§ EXERCISE PROMPT: Each line that holds the word "selected" is to be identified and copied.

§ DATASET RECORDS:
━━━━
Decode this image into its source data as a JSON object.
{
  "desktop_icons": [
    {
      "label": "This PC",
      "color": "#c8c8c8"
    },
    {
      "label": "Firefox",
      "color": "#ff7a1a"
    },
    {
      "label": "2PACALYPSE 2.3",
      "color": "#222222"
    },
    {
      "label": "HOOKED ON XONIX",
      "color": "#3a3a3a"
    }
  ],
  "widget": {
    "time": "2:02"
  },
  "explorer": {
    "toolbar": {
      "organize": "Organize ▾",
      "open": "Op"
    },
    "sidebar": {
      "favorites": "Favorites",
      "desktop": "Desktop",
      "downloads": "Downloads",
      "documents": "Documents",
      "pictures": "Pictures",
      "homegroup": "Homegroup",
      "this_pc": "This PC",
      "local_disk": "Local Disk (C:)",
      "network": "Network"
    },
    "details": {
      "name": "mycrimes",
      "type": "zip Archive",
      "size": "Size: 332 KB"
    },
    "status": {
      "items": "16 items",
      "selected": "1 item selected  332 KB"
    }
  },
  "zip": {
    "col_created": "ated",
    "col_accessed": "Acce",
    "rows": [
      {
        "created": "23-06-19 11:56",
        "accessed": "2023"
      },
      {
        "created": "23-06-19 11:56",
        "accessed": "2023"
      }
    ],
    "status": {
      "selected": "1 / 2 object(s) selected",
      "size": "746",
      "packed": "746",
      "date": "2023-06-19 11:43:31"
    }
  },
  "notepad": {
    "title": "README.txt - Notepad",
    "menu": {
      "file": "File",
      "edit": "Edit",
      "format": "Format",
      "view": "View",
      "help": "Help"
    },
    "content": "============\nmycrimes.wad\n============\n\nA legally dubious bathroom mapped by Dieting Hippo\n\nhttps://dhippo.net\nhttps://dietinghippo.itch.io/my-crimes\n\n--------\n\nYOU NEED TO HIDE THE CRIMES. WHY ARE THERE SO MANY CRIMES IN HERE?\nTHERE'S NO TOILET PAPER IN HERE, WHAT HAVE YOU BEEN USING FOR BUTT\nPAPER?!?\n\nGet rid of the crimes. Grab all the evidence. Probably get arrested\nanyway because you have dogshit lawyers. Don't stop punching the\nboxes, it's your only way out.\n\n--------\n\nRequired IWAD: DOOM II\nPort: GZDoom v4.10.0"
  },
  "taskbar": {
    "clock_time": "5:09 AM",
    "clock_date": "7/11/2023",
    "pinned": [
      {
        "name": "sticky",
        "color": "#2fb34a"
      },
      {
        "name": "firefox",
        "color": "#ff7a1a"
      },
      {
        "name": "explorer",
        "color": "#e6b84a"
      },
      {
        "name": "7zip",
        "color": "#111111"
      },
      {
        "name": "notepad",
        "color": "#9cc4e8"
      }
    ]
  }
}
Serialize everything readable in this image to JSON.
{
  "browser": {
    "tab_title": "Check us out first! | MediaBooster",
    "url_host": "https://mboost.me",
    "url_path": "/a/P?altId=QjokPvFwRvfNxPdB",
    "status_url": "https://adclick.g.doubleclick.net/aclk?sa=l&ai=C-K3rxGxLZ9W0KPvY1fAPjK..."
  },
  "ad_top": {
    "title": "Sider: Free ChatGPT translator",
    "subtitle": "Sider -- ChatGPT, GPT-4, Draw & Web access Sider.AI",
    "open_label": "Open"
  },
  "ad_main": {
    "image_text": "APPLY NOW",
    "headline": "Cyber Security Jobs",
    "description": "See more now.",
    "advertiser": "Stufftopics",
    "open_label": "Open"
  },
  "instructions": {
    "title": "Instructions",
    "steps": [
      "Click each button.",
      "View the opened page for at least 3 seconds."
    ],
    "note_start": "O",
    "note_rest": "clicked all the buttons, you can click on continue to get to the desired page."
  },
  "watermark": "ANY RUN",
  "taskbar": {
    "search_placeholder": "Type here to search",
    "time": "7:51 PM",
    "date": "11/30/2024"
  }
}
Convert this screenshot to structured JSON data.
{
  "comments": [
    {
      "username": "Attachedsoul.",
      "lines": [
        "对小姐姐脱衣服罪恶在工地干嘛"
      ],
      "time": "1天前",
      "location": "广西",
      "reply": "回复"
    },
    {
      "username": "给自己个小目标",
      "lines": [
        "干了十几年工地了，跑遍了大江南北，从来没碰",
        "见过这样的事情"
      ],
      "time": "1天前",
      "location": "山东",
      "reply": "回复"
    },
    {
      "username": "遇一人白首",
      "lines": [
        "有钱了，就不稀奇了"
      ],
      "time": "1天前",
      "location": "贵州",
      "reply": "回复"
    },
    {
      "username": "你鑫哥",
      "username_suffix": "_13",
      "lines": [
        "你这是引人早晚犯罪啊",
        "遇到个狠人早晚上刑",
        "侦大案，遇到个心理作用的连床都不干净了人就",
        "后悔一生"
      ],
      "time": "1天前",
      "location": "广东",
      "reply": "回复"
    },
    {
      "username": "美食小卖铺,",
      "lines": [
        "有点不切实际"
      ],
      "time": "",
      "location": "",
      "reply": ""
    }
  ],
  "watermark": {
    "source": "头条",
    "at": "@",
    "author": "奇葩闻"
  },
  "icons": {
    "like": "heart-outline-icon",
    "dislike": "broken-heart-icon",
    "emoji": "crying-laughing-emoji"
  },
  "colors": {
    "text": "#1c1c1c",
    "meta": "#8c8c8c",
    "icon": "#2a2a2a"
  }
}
━━━━
§ EXERCISE RESULT:
      "selected": "1 item selected  332 KB"
      "selected": "1 / 2 object(s) selected",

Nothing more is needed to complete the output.